Records supplied.

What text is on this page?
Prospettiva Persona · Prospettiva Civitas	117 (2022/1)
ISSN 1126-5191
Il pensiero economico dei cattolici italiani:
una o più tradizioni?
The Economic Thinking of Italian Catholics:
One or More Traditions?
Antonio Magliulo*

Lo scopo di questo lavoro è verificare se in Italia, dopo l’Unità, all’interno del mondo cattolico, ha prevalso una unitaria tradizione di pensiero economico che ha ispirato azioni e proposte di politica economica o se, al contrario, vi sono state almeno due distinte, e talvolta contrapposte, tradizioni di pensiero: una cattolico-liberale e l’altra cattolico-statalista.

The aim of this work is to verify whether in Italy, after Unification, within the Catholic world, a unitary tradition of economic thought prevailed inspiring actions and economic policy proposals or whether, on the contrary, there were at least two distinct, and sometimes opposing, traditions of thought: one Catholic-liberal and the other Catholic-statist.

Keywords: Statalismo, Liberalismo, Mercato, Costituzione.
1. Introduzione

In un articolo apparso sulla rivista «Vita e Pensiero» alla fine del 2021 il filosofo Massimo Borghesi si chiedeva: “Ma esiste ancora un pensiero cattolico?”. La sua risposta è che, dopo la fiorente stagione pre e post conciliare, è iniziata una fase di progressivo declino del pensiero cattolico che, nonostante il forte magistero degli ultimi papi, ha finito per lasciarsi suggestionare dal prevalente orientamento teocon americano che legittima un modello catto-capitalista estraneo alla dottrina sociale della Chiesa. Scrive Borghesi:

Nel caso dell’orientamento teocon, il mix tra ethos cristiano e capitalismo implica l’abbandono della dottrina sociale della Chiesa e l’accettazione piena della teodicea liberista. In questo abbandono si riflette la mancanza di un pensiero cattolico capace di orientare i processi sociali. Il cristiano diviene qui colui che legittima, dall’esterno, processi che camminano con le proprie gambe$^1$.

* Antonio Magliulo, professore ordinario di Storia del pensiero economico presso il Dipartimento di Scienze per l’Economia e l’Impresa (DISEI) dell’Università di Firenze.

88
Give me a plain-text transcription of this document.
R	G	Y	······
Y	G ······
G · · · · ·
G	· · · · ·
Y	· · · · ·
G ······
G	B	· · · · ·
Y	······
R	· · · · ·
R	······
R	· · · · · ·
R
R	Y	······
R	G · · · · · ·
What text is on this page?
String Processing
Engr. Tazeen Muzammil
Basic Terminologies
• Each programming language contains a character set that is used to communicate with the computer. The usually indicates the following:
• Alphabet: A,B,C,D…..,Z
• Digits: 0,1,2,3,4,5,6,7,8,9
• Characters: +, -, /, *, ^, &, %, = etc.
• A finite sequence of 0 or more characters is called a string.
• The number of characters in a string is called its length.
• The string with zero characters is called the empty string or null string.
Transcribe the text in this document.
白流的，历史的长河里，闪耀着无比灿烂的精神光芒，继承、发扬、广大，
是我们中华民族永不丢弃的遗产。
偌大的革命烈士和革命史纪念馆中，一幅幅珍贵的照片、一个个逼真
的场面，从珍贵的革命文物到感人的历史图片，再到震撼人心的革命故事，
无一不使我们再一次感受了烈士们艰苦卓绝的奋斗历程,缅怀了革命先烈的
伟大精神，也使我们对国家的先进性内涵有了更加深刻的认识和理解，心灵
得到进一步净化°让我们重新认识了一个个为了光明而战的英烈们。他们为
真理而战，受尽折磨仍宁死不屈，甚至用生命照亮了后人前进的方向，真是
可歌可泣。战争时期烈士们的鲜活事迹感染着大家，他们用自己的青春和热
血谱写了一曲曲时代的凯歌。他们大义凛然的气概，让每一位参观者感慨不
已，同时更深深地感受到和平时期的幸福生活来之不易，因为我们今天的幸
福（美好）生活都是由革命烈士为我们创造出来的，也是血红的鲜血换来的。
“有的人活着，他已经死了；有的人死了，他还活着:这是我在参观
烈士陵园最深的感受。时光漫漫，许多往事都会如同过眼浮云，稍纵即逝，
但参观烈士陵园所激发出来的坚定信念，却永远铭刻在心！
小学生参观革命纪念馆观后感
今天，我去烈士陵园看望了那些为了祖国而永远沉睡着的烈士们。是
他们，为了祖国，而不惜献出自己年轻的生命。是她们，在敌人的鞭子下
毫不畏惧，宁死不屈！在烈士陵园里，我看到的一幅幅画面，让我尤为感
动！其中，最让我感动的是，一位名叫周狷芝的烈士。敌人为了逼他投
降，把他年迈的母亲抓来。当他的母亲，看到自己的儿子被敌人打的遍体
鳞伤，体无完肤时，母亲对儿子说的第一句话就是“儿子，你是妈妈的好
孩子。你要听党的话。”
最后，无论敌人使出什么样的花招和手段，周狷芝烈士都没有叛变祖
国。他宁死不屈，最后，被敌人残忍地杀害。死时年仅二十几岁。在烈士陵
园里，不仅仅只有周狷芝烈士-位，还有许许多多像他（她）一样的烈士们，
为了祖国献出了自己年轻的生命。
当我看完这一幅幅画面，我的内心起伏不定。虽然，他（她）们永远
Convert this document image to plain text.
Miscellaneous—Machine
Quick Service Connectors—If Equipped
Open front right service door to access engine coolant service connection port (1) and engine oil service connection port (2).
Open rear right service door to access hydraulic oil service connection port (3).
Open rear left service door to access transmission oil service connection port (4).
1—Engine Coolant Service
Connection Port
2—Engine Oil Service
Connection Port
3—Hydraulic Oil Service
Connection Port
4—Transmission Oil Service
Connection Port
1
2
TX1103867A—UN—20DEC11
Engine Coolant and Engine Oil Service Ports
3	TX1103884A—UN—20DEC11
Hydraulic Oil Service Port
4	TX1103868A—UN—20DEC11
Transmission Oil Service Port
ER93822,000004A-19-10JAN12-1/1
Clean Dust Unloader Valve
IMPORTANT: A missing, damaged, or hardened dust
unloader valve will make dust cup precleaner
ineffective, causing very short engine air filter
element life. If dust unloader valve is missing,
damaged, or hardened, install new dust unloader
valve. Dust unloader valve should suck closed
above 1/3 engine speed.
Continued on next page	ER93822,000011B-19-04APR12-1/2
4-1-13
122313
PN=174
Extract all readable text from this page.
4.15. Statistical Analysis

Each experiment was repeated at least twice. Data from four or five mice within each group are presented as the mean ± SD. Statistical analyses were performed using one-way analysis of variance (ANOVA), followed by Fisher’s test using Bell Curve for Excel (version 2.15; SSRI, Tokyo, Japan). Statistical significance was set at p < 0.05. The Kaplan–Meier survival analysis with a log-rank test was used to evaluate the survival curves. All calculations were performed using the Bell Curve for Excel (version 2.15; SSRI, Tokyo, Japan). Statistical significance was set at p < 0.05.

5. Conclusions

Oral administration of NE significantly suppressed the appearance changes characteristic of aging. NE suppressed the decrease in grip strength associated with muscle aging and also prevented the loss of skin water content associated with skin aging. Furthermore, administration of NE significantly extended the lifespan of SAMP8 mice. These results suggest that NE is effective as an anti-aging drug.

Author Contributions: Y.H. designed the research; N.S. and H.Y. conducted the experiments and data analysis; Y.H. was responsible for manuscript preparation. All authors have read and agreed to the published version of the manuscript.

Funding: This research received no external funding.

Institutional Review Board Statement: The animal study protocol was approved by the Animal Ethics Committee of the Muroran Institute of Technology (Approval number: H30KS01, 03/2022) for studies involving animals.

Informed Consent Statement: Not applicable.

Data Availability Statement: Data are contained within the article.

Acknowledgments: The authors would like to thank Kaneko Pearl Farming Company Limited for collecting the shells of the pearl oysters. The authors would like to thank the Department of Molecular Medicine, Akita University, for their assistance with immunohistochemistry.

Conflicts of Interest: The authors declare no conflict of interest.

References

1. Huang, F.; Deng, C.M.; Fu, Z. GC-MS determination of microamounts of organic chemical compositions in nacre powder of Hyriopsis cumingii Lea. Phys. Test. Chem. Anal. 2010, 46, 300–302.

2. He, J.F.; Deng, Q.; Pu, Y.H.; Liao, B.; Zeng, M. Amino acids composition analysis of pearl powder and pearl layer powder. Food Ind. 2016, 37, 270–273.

Task. Scan the lines for the string "research". Pick out every line that has it.

Result of this task.
Author Contributions: Y.H. designed the research; N.S. and H.Y. conducted the experiments and data analysis; Y.H. was responsible for manuscript preparation. All authors have read and agreed to the published version of the manuscript.
Funding: This research received no external funding.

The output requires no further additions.